[Rows from a figure dataset]

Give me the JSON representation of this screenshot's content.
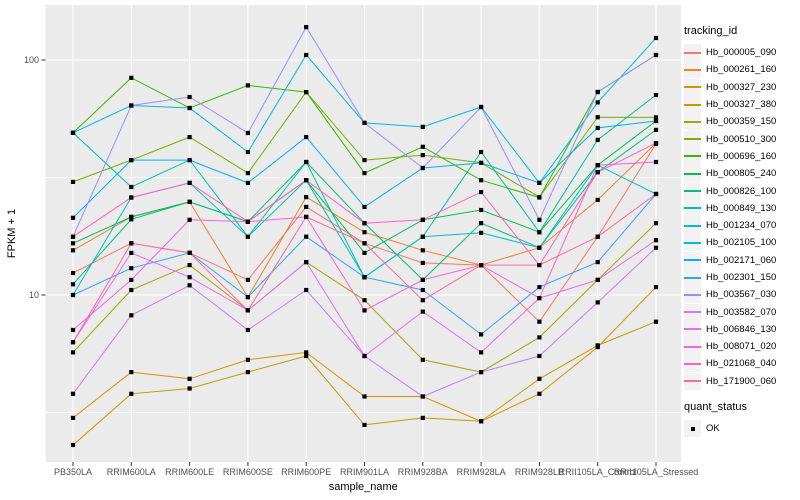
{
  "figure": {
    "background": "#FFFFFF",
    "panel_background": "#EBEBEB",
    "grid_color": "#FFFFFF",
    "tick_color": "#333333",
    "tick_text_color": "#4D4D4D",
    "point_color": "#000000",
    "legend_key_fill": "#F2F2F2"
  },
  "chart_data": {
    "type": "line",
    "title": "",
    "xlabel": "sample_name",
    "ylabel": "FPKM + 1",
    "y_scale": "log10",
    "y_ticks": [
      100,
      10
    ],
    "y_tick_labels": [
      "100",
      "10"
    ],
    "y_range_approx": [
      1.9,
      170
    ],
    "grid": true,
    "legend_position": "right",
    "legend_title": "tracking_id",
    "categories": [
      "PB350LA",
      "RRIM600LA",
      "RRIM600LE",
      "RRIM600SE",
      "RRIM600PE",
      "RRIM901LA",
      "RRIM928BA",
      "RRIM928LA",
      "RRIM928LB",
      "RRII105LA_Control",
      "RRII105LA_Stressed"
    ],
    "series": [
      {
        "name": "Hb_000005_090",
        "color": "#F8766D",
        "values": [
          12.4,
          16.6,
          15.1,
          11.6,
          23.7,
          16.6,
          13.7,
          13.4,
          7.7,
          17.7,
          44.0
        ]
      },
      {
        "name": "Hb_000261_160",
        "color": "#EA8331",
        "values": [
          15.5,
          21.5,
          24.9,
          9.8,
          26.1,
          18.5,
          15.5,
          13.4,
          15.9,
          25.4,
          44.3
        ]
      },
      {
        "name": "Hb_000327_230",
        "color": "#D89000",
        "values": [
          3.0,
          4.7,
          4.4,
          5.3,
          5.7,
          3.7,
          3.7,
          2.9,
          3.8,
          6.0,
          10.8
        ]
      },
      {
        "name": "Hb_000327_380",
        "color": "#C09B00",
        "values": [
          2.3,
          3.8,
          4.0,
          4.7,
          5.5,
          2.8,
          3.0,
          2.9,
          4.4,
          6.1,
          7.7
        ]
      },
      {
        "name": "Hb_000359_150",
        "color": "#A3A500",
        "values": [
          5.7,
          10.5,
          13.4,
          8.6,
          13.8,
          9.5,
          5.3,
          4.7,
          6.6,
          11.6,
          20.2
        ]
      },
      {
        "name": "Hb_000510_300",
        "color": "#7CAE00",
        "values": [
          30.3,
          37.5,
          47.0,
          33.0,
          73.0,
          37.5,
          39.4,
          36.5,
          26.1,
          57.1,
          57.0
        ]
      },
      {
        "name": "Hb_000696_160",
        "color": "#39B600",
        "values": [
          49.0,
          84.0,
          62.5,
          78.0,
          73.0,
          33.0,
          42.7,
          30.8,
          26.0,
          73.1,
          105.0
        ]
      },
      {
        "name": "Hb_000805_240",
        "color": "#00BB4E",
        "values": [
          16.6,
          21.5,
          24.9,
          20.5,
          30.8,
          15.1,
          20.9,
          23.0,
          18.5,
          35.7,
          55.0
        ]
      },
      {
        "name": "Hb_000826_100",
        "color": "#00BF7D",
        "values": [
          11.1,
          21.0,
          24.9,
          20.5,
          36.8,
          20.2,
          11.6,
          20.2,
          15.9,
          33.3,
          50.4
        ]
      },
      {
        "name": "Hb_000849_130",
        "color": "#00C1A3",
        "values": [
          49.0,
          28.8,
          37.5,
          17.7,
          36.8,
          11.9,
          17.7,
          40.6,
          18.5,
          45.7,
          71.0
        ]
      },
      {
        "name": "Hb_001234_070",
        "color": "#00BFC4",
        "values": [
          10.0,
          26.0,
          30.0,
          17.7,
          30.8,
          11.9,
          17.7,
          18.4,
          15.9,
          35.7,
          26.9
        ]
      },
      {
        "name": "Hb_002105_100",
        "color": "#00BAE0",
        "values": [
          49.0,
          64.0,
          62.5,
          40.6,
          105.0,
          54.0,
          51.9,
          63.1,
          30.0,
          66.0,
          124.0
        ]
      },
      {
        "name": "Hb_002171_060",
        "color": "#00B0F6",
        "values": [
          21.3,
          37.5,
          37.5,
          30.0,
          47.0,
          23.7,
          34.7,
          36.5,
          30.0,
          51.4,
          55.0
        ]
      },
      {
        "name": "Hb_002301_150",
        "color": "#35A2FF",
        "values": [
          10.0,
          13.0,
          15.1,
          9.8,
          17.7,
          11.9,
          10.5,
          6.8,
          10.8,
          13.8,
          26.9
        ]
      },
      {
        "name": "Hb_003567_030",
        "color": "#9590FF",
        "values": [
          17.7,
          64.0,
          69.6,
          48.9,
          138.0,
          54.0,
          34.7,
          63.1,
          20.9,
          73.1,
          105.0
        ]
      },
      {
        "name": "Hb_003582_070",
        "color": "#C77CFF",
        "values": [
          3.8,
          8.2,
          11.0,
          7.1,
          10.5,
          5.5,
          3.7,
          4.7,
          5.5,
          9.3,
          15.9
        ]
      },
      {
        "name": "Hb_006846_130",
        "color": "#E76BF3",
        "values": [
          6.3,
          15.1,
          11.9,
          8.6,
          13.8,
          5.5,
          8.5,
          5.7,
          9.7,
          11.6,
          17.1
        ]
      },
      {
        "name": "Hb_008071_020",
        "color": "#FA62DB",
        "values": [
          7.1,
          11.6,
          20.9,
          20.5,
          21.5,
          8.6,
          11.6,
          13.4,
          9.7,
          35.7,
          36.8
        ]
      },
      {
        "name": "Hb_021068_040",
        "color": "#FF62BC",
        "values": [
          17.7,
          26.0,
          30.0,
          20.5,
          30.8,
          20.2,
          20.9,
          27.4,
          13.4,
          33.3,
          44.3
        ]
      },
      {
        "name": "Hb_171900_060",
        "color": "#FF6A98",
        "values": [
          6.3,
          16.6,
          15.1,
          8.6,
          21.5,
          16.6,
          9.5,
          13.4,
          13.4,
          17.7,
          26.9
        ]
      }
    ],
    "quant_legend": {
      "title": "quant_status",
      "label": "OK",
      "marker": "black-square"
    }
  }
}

==

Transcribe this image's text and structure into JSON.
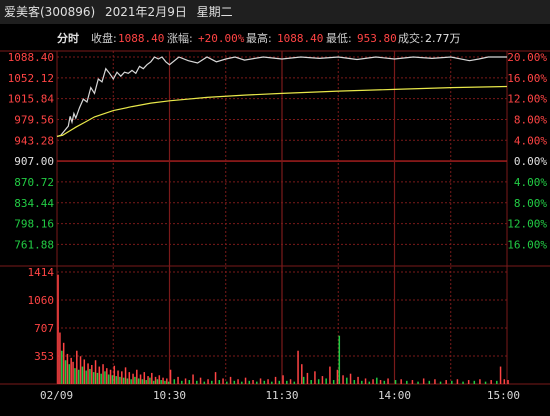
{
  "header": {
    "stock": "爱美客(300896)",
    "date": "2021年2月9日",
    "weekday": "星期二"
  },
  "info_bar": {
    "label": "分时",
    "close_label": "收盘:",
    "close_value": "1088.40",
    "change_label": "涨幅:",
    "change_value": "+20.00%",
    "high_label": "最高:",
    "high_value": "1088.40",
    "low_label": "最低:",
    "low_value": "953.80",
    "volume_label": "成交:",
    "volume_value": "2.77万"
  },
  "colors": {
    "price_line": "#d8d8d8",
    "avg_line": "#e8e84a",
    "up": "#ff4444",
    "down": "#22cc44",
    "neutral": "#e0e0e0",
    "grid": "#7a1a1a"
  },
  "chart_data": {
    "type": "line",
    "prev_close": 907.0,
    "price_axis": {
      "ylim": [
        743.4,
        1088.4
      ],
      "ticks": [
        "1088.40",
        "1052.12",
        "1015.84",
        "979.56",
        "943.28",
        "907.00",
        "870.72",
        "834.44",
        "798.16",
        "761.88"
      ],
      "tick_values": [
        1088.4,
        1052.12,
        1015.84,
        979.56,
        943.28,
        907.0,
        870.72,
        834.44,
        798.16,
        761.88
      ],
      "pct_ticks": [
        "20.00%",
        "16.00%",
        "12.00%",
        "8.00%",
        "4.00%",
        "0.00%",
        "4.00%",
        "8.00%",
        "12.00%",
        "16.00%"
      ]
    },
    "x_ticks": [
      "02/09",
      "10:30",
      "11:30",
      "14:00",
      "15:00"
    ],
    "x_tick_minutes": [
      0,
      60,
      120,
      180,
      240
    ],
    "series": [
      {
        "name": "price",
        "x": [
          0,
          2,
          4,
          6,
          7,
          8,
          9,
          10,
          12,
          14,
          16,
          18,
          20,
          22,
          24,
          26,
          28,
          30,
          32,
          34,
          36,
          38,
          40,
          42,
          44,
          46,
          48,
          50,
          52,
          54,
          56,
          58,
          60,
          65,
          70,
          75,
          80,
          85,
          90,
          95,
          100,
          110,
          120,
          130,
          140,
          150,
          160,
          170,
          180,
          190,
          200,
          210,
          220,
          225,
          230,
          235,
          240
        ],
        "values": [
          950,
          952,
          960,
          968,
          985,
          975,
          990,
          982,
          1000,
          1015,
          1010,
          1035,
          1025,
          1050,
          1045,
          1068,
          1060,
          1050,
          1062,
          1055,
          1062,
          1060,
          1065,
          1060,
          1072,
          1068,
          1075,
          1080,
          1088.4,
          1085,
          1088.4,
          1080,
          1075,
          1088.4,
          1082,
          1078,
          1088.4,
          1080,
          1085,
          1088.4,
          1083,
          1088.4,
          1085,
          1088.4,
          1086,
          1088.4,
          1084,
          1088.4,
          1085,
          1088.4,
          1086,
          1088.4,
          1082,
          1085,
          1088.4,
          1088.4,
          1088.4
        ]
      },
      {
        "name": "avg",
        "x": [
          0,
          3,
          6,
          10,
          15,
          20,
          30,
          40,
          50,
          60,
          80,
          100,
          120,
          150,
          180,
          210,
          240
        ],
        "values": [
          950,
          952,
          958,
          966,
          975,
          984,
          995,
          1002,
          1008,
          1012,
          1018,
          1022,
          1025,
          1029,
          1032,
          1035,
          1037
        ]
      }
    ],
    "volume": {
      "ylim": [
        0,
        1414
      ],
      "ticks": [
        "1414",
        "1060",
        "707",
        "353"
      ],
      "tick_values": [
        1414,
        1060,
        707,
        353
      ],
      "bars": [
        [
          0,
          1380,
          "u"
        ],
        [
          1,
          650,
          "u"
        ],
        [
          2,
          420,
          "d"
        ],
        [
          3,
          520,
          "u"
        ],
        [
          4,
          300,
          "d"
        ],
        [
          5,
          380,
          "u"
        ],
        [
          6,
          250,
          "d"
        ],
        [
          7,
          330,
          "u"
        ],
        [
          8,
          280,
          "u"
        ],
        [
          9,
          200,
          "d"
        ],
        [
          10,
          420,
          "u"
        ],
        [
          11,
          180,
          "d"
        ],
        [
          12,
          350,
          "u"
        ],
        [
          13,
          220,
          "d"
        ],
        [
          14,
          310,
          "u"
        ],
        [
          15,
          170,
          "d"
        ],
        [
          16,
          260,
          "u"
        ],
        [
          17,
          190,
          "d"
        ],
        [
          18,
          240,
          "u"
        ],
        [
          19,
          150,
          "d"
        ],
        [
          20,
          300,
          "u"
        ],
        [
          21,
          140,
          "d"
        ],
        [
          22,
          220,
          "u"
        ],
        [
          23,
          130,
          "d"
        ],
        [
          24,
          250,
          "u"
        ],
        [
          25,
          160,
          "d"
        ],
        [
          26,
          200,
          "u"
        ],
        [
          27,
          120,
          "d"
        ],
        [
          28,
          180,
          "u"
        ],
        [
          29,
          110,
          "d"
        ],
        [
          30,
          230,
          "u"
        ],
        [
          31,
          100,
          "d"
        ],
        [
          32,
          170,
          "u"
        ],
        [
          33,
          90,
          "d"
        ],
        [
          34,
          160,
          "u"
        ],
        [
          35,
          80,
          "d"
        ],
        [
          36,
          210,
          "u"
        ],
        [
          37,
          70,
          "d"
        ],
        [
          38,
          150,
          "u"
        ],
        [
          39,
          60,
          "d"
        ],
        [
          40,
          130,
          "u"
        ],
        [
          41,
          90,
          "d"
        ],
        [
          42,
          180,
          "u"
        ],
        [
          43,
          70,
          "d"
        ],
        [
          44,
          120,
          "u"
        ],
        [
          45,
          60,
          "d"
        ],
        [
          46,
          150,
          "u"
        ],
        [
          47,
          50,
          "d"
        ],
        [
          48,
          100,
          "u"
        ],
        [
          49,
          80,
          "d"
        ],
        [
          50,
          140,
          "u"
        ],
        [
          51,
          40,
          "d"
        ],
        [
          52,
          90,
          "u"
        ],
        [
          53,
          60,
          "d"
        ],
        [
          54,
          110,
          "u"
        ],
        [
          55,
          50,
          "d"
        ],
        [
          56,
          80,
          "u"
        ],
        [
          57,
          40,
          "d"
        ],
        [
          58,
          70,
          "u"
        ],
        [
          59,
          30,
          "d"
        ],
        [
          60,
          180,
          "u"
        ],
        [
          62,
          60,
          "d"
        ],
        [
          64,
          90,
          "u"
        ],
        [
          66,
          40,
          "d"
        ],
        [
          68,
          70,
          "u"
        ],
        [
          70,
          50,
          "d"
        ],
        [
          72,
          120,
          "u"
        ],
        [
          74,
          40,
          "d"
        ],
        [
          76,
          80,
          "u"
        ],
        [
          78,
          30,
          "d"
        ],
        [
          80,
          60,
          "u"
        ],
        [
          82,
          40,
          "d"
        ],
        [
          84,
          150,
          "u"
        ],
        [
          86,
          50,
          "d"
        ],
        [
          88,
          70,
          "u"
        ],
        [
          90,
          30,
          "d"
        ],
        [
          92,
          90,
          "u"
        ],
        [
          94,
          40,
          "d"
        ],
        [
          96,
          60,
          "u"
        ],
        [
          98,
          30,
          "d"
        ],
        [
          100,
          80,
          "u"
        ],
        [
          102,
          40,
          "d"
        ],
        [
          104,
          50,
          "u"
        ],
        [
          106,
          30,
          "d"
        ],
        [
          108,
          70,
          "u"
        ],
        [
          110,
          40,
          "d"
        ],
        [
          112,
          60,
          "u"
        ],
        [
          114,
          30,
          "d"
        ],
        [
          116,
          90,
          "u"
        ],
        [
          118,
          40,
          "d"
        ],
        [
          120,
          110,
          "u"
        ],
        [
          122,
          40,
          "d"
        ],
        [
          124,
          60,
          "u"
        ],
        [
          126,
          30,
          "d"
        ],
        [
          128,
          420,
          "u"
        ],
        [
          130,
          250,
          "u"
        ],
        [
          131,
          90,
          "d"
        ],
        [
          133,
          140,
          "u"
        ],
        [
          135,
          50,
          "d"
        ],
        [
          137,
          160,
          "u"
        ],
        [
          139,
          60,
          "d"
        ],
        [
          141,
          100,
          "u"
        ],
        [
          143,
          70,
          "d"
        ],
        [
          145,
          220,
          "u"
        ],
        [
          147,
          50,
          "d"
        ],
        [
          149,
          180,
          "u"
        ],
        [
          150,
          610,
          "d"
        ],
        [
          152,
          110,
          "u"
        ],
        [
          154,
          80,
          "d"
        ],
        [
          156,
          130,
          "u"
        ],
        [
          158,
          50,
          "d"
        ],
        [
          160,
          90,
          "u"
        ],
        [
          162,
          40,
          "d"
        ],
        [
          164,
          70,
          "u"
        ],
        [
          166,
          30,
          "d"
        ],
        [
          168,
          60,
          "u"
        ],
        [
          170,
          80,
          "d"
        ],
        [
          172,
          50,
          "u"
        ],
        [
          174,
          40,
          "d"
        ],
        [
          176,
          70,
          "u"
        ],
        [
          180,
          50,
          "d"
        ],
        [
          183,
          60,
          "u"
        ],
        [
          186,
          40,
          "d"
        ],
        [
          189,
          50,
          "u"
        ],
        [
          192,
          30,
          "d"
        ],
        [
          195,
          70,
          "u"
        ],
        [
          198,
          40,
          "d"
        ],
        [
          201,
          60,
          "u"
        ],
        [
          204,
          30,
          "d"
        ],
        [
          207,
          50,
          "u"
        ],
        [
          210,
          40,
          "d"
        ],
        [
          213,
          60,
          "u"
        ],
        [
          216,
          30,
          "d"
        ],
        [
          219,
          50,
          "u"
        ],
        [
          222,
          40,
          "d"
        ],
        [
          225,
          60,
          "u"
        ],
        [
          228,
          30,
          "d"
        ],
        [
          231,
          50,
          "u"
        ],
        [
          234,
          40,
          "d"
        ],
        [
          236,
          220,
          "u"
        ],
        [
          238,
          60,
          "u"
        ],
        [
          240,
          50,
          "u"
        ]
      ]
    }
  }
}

Required work:
Using the listing above, say how many of its lines contain the string "this", giving nothing but the figure.

Task result:
2